**WRITTEN REQUEST**. All of the data must be printed exactly; please include every line.

**ITEMS**.
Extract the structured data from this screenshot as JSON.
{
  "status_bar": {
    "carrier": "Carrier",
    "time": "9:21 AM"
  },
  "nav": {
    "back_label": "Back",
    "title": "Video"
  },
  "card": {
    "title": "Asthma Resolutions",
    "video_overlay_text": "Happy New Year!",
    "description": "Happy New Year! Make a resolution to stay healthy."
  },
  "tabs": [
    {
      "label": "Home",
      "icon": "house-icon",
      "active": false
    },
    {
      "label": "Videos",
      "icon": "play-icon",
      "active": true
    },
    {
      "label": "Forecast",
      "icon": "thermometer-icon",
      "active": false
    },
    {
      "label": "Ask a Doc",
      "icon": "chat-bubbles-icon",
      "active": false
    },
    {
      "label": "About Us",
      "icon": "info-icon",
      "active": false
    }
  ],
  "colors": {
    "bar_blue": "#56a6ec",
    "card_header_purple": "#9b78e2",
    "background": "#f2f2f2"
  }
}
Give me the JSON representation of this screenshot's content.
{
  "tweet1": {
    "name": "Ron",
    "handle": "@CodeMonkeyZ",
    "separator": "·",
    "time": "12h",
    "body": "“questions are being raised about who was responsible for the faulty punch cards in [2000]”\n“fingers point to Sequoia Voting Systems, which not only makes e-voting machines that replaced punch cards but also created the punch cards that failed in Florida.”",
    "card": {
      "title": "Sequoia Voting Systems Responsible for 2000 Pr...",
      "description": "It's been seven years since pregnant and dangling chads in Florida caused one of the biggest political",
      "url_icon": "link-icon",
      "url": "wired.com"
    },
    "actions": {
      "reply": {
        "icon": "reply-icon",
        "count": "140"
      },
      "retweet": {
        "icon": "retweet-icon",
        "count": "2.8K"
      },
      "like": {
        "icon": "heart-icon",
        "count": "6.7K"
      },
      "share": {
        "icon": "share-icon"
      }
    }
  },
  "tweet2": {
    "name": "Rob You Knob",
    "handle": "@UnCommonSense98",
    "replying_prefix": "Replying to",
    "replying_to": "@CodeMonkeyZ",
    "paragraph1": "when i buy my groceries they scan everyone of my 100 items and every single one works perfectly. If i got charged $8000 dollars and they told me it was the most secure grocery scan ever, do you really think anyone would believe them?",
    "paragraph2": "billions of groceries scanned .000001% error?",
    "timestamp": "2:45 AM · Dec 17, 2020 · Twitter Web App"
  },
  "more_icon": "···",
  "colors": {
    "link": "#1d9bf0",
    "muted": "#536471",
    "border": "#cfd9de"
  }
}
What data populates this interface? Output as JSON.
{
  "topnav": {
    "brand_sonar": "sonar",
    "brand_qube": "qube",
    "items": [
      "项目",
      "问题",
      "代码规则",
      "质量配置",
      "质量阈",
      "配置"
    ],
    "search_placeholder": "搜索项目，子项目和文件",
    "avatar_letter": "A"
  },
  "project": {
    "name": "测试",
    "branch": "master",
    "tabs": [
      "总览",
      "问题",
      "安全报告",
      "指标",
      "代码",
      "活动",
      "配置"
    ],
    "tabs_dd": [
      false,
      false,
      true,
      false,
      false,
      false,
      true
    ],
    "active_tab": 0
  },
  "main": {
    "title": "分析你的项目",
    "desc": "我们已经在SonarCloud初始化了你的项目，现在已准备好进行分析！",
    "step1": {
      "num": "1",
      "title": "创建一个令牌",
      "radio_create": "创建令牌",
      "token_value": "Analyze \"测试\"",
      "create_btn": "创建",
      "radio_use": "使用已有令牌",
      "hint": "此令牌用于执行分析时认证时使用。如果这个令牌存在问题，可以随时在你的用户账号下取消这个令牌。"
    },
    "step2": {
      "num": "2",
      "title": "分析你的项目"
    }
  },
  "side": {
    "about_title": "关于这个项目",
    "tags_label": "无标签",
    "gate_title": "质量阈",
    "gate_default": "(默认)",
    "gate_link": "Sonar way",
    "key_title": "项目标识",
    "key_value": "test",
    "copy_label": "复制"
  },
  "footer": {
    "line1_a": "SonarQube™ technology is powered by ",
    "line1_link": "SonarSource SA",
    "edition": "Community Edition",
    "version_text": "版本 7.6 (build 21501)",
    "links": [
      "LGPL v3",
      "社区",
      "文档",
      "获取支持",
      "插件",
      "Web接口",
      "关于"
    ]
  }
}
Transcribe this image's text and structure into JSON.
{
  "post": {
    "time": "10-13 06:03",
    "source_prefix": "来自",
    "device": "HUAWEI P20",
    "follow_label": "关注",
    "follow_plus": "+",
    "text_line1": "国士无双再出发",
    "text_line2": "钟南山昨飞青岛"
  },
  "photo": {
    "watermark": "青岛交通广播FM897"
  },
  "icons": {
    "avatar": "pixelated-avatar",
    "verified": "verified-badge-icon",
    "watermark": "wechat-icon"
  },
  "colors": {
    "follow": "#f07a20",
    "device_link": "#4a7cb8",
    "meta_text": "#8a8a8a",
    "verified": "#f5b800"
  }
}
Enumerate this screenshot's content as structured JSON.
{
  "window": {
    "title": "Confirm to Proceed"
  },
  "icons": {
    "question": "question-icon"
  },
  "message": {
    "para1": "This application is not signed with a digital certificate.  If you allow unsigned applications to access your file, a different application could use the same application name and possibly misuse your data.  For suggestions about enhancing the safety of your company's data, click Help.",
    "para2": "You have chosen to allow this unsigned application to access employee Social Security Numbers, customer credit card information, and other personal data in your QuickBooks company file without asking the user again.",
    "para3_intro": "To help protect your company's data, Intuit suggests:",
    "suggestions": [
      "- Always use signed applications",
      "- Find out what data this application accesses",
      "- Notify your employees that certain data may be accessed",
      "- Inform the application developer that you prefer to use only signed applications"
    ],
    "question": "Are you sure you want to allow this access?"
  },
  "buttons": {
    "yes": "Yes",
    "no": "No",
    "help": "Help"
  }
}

**RESULT OF THE TASK**.
Extract the structured data from this screenshot as JSON.
{
  "status_bar": {
    "carrier": "Carrier",
    "time": "9:21 AM"
  },
  "nav": {
    "back_label": "Back",
    "title": "Video"
  },
  "card": {
    "title": "Asthma Resolutions",
    "video_overlay_text": "Happy New Year!",
    "description": "Happy New Year! Make a resolution to stay healthy."
  },
  "tabs": [
    {
      "label": "Home",
      "icon": "house-icon",
      "active": false
    },
    {
      "label": "Videos",
      "icon": "play-icon",
      "active": true
    },
    {
      "label": "Forecast",
      "icon": "thermometer-icon",
      "active": false
    },
    {
      "label": "Ask a Doc",
      "icon": "chat-bubbles-icon",
      "active": false
    },
    {
      "label": "About Us",
      "icon": "info-icon",
      "active": false
    }
  ],
  "colors": {
    "bar_blue": "#56a6ec",
    "card_header_purple": "#9b78e2",
    "background": "#f2f2f2"
  }
}
Give me the JSON representation of this screenshot's content.
{
  "tweet1": {
    "name": "Ron",
    "handle": "@CodeMonkeyZ",
    "separator": "·",
    "time": "12h",
    "body": "“questions are being raised about who was responsible for the faulty punch cards in [2000]”\n“fingers point to Sequoia Voting Systems, which not only makes e-voting machines that replaced punch cards but also created the punch cards that failed in Florida.”",
    "card": {
      "title": "Sequoia Voting Systems Responsible for 2000 Pr...",
      "description": "It's been seven years since pregnant and dangling chads in Florida caused one of the biggest political",
      "url_icon": "link-icon",
      "url": "wired.com"
    },
    "actions": {
      "reply": {
        "icon": "reply-icon",
        "count": "140"
      },
      "retweet": {
        "icon": "retweet-icon",
        "count": "2.8K"
      },
      "like": {
        "icon": "heart-icon",
        "count": "6.7K"
      },
      "share": {
        "icon": "share-icon"
      }
    }
  },
  "tweet2": {
    "name": "Rob You Knob",
    "handle": "@UnCommonSense98",
    "replying_prefix": "Replying to",
    "replying_to": "@CodeMonkeyZ",
    "paragraph1": "when i buy my groceries they scan everyone of my 100 items and every single one works perfectly. If i got charged $8000 dollars and they told me it was the most secure grocery scan ever, do you really think anyone would believe them?",
    "paragraph2": "billions of groceries scanned .000001% error?",
    "timestamp": "2:45 AM · Dec 17, 2020 · Twitter Web App"
  },
  "more_icon": "···",
  "colors": {
    "link": "#1d9bf0",
    "muted": "#536471",
    "border": "#cfd9de"
  }
}
What data populates this interface? Output as JSON.
{
  "topnav": {
    "brand_sonar": "sonar",
    "brand_qube": "qube",
    "items": [
      "项目",
      "问题",
      "代码规则",
      "质量配置",
      "质量阈",
      "配置"
    ],
    "search_placeholder": "搜索项目，子项目和文件",
    "avatar_letter": "A"
  },
  "project": {
    "name": "测试",
    "branch": "master",
    "tabs": [
      "总览",
      "问题",
      "安全报告",
      "指标",
      "代码",
      "活动",
      "配置"
    ],
    "tabs_dd": [
      false,
      false,
      true,
      false,
      false,
      false,
      true
    ],
    "active_tab": 0
  },
  "main": {
    "title": "分析你的项目",
    "desc": "我们已经在SonarCloud初始化了你的项目，现在已准备好进行分析！",
    "step1": {
      "num": "1",
      "title": "创建一个令牌",
      "radio_create": "创建令牌",
      "token_value": "Analyze \"测试\"",
      "create_btn": "创建",
      "radio_use": "使用已有令牌",
      "hint": "此令牌用于执行分析时认证时使用。如果这个令牌存在问题，可以随时在你的用户账号下取消这个令牌。"
    },
    "step2": {
      "num": "2",
      "title": "分析你的项目"
    }
  },
  "side": {
    "about_title": "关于这个项目",
    "tags_label": "无标签",
    "gate_title": "质量阈",
    "gate_default": "(默认)",
    "gate_link": "Sonar way",
    "key_title": "项目标识",
    "key_value": "test",
    "copy_label": "复制"
  },
  "footer": {
    "line1_a": "SonarQube™ technology is powered by ",
    "line1_link": "SonarSource SA",
    "edition": "Community Edition",
    "version_text": "版本 7.6 (build 21501)",
    "links": [
      "LGPL v3",
      "社区",
      "文档",
      "获取支持",
      "插件",
      "Web接口",
      "关于"
    ]
  }
}
Transcribe this image's text and structure into JSON.
{
  "post": {
    "time": "10-13 06:03",
    "source_prefix": "来自",
    "device": "HUAWEI P20",
    "follow_label": "关注",
    "follow_plus": "+",
    "text_line1": "国士无双再出发",
    "text_line2": "钟南山昨飞青岛"
  },
  "photo": {
    "watermark": "青岛交通广播FM897"
  },
  "icons": {
    "avatar": "pixelated-avatar",
    "verified": "verified-badge-icon",
    "watermark": "wechat-icon"
  },
  "colors": {
    "follow": "#f07a20",
    "device_link": "#4a7cb8",
    "meta_text": "#8a8a8a",
    "verified": "#f5b800"
  }
}
Enumerate this screenshot's content as structured JSON.
{
  "window": {
    "title": "Confirm to Proceed"
  },
  "icons": {
    "question": "question-icon"
  },
  "message": {
    "para1": "This application is not signed with a digital certificate.  If you allow unsigned applications to access your file, a different application could use the same application name and possibly misuse your data.  For suggestions about enhancing the safety of your company's data, click Help.",
    "para2": "You have chosen to allow this unsigned application to access employee Social Security Numbers, customer credit card information, and other personal data in your QuickBooks company file without asking the user again.",
    "para3_intro": "To help protect your company's data, Intuit suggests:",
    "suggestions": [
      "- Always use signed applications",
      "- Find out what data this application accesses",
      "- Notify your employees that certain data may be accessed",
      "- Inform the application developer that you prefer to use only signed applications"
    ],
    "question": "Are you sure you want to allow this access?"
  },
  "buttons": {
    "yes": "Yes",
    "no": "No",
    "help": "Help"
  }
}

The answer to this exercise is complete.